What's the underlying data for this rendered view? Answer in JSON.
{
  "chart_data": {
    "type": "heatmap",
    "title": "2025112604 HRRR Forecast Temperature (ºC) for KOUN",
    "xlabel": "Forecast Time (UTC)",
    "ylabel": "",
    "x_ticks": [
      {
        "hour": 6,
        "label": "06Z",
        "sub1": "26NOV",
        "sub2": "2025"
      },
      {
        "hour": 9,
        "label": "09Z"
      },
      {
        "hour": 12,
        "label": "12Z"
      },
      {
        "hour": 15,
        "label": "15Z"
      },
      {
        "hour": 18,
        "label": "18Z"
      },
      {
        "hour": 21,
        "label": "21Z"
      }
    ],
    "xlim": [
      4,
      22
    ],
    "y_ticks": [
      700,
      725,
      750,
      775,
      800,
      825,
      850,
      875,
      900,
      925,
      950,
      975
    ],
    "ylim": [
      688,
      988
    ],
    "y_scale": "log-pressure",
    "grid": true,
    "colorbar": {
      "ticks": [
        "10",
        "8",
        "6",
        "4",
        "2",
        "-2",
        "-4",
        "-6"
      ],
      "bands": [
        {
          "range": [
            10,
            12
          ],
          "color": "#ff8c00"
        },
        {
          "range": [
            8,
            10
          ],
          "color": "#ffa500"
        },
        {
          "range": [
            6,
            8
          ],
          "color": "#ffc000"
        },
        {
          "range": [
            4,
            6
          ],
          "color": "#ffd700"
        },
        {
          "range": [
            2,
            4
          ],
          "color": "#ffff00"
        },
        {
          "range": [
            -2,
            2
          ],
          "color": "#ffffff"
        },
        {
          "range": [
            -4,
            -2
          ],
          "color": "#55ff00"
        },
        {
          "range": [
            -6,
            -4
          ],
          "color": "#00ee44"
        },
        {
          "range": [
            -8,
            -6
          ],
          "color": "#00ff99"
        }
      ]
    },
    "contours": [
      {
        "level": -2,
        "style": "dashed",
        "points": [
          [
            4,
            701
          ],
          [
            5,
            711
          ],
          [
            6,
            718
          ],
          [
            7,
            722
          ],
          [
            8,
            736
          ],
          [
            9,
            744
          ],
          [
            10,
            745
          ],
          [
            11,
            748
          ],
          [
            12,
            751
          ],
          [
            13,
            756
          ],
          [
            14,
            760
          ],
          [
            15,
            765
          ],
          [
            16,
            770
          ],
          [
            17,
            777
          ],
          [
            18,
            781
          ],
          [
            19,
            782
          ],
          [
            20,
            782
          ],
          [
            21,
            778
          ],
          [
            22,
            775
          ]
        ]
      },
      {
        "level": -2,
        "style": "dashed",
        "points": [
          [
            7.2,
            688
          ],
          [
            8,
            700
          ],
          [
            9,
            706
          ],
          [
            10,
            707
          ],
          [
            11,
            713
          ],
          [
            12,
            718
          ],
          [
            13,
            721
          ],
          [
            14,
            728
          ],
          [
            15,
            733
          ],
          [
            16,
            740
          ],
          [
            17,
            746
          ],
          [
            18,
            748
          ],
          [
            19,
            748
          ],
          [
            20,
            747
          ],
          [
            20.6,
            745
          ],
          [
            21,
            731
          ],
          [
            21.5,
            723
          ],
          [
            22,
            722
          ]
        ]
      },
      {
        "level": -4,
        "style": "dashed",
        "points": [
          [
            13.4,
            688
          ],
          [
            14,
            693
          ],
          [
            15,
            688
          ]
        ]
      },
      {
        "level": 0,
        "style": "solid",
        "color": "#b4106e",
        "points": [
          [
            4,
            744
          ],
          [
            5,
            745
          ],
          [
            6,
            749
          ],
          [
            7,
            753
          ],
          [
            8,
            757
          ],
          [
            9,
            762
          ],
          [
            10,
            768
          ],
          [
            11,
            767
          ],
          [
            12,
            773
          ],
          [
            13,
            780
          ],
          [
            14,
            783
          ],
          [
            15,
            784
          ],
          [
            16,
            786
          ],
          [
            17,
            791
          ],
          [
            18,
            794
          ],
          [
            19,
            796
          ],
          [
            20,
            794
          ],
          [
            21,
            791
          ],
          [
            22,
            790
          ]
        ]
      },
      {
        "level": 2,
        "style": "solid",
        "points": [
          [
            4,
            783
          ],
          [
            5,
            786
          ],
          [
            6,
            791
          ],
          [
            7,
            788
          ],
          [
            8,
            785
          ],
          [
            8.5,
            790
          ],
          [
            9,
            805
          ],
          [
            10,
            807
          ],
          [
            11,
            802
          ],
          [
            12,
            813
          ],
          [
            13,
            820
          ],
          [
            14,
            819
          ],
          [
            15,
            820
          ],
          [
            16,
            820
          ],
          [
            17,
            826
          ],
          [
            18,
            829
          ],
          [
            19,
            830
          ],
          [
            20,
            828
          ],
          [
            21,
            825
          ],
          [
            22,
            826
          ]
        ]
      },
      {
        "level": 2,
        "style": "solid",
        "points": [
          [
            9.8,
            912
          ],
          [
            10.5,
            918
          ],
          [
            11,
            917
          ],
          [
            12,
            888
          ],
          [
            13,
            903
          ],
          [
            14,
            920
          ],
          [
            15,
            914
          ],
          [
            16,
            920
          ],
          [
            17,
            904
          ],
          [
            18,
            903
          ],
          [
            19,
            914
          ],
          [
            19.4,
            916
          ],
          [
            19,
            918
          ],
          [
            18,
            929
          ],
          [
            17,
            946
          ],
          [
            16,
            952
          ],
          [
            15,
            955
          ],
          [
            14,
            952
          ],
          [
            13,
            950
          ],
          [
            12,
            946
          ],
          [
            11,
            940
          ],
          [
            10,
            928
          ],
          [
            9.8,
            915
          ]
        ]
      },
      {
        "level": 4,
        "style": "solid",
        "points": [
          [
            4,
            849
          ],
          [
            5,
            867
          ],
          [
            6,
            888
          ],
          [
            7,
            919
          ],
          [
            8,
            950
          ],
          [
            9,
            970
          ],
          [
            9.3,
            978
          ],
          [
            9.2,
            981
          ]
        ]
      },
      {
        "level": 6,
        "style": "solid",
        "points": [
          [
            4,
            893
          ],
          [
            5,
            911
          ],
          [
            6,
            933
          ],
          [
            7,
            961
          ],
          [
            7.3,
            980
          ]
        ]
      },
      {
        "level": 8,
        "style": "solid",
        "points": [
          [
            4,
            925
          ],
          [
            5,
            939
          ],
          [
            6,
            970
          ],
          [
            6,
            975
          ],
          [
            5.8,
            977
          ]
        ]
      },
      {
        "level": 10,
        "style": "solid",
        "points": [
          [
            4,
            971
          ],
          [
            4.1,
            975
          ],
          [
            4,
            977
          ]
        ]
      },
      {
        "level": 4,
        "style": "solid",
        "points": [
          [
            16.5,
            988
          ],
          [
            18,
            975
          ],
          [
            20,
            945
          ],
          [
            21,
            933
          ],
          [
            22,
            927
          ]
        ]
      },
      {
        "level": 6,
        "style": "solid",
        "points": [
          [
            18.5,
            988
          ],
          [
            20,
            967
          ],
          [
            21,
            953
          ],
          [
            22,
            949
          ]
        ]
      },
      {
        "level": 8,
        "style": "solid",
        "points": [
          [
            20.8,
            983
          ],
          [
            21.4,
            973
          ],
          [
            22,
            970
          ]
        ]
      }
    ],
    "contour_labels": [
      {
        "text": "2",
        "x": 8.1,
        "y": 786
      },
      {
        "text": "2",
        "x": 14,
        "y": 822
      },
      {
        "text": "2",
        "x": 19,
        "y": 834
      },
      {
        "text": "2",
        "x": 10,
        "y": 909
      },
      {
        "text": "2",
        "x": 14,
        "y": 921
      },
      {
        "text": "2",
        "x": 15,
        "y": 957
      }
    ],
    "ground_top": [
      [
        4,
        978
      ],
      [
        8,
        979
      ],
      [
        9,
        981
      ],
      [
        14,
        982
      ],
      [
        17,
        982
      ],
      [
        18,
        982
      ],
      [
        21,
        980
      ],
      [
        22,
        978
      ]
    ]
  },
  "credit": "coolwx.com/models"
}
· · ·
- Problem to work on: Your answer should be one number: how many lines of the listing include the word "Forecast".

- Finished answer: 2